## Begin SUPPLIED RECORDS
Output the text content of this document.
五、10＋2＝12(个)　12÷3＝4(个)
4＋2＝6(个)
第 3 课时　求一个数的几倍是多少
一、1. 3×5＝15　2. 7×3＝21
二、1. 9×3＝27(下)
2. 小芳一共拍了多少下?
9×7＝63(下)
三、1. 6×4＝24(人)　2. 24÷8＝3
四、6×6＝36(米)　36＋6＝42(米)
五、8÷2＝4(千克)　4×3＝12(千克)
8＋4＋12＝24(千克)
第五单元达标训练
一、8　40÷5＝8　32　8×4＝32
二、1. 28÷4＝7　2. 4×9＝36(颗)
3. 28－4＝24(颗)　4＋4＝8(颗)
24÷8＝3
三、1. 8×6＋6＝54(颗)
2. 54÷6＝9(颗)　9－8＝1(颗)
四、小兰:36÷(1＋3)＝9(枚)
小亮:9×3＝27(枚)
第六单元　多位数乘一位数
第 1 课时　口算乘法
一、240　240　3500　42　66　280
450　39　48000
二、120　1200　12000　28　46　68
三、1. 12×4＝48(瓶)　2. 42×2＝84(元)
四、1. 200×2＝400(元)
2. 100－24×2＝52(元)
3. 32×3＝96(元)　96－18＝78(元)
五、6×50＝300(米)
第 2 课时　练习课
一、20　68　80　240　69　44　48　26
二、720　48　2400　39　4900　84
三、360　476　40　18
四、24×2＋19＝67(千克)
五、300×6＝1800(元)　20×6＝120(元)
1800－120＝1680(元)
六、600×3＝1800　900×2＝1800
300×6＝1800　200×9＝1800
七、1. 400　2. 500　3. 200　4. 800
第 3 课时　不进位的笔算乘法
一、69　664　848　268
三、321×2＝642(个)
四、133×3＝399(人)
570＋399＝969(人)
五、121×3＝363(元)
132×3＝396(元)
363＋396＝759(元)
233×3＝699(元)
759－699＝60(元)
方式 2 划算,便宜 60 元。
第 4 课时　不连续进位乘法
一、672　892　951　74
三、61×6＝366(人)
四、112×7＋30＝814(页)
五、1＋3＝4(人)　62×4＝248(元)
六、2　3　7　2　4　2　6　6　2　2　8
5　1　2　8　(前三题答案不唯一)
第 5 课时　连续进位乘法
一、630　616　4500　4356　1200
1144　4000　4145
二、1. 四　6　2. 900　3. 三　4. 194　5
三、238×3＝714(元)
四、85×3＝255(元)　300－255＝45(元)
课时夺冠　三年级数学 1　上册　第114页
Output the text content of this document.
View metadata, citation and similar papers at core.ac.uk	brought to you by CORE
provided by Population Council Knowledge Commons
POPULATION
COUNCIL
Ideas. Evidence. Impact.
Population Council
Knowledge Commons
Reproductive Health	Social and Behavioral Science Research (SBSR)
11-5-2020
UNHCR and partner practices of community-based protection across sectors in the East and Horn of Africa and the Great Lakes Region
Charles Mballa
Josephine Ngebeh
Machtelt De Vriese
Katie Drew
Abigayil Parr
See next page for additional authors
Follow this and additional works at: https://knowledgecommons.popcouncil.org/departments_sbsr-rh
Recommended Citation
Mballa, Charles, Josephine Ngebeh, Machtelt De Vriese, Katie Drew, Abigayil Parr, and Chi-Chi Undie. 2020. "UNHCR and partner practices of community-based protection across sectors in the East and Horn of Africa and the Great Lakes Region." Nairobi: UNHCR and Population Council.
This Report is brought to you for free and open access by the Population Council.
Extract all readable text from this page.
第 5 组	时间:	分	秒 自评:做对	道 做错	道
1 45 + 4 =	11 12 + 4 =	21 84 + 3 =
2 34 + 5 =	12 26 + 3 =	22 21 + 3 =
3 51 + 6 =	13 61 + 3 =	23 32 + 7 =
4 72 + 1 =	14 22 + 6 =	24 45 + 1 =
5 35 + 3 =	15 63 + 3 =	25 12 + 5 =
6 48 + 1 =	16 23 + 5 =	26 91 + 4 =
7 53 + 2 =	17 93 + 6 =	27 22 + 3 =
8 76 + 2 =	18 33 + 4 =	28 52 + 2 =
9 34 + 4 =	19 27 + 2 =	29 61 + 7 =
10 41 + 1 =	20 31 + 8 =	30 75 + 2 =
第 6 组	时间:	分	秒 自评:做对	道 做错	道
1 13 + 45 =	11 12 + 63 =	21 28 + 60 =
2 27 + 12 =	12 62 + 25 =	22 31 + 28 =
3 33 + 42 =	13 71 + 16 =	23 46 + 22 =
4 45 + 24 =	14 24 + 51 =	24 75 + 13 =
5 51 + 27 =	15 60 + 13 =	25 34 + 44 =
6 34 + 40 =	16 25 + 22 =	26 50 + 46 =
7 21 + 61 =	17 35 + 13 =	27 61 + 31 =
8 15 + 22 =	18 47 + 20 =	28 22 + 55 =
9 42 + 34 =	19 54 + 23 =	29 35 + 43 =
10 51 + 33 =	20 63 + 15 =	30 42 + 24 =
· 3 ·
## End SUPPLIED RECORDS
REQUIREMENT »
Write out every line of the material again, exactly as it reads.

THE ANSWER »
Output the text content of this document.
五、10＋2＝12(个)　12÷3＝4(个)
4＋2＝6(个)
第 3 课时　求一个数的几倍是多少
一、1. 3×5＝15　2. 7×3＝21
二、1. 9×3＝27(下)
2. 小芳一共拍了多少下?
9×7＝63(下)
三、1. 6×4＝24(人)　2. 24÷8＝3
四、6×6＝36(米)　36＋6＝42(米)
五、8÷2＝4(千克)　4×3＝12(千克)
8＋4＋12＝24(千克)
第五单元达标训练
一、8　40÷5＝8　32　8×4＝32
二、1. 28÷4＝7　2. 4×9＝36(颗)
3. 28－4＝24(颗)　4＋4＝8(颗)
24÷8＝3
三、1. 8×6＋6＝54(颗)
2. 54÷6＝9(颗)　9－8＝1(颗)
四、小兰:36÷(1＋3)＝9(枚)
小亮:9×3＝27(枚)
第六单元　多位数乘一位数
第 1 课时　口算乘法
一、240　240　3500　42　66　280
450　39　48000
二、120　1200　12000　28　46　68
三、1. 12×4＝48(瓶)　2. 42×2＝84(元)
四、1. 200×2＝400(元)
2. 100－24×2＝52(元)
3. 32×3＝96(元)　96－18＝78(元)
五、6×50＝300(米)
第 2 课时　练习课
一、20　68　80　240　69　44　48　26
二、720　48　2400　39　4900　84
三、360　476　40　18
四、24×2＋19＝67(千克)
五、300×6＝1800(元)　20×6＝120(元)
1800－120＝1680(元)
六、600×3＝1800　900×2＝1800
300×6＝1800　200×9＝1800
七、1. 400　2. 500　3. 200　4. 800
第 3 课时　不进位的笔算乘法
一、69　664　848　268
三、321×2＝642(个)
四、133×3＝399(人)
570＋399＝969(人)
五、121×3＝363(元)
132×3＝396(元)
363＋396＝759(元)
233×3＝699(元)
759－699＝60(元)
方式 2 划算,便宜 60 元。
第 4 课时　不连续进位乘法
一、672　892　951　74
三、61×6＝366(人)
四、112×7＋30＝814(页)
五、1＋3＝4(人)　62×4＝248(元)
六、2　3　7　2　4　2　6　6　2　2　8
5　1　2　8　(前三题答案不唯一)
第 5 课时　连续进位乘法
一、630　616　4500　4356　1200
1144　4000　4145
二、1. 四　6　2. 900　3. 三　4. 194　5
三、238×3＝714(元)
四、85×3＝255(元)　300－255＝45(元)
课时夺冠　三年级数学 1　上册　第114页
Output the text content of this document.
View metadata, citation and similar papers at core.ac.uk	brought to you by CORE
provided by Population Council Knowledge Commons
POPULATION
COUNCIL
Ideas. Evidence. Impact.
Population Council
Knowledge Commons
Reproductive Health	Social and Behavioral Science Research (SBSR)
11-5-2020
UNHCR and partner practices of community-based protection across sectors in the East and Horn of Africa and the Great Lakes Region
Charles Mballa
Josephine Ngebeh
Machtelt De Vriese
Katie Drew
Abigayil Parr
See next page for additional authors
Follow this and additional works at: https://knowledgecommons.popcouncil.org/departments_sbsr-rh
Recommended Citation
Mballa, Charles, Josephine Ngebeh, Machtelt De Vriese, Katie Drew, Abigayil Parr, and Chi-Chi Undie. 2020. "UNHCR and partner practices of community-based protection across sectors in the East and Horn of Africa and the Great Lakes Region." Nairobi: UNHCR and Population Council.
This Report is brought to you for free and open access by the Population Council.
Extract all readable text from this page.
第 5 组	时间:	分	秒 自评:做对	道 做错	道
1 45 + 4 =	11 12 + 4 =	21 84 + 3 =
2 34 + 5 =	12 26 + 3 =	22 21 + 3 =
3 51 + 6 =	13 61 + 3 =	23 32 + 7 =
4 72 + 1 =	14 22 + 6 =	24 45 + 1 =
5 35 + 3 =	15 63 + 3 =	25 12 + 5 =
6 48 + 1 =	16 23 + 5 =	26 91 + 4 =
7 53 + 2 =	17 93 + 6 =	27 22 + 3 =
8 76 + 2 =	18 33 + 4 =	28 52 + 2 =
9 34 + 4 =	19 27 + 2 =	29 61 + 7 =
10 41 + 1 =	20 31 + 8 =	30 75 + 2 =
第 6 组	时间:	分	秒 自评:做对	道 做错	道
1 13 + 45 =	11 12 + 63 =	21 28 + 60 =
2 27 + 12 =	12 62 + 25 =	22 31 + 28 =
3 33 + 42 =	13 71 + 16 =	23 46 + 22 =
4 45 + 24 =	14 24 + 51 =	24 75 + 13 =
5 51 + 27 =	15 60 + 13 =	25 34 + 44 =
6 34 + 40 =	16 25 + 22 =	26 50 + 46 =
7 21 + 61 =	17 35 + 13 =	27 61 + 31 =
8 15 + 22 =	18 47 + 20 =	28 22 + 55 =
9 42 + 34 =	19 54 + 23 =	29 35 + 43 =
10 51 + 33 =	20 63 + 15 =	30 42 + 24 =
· 3 ·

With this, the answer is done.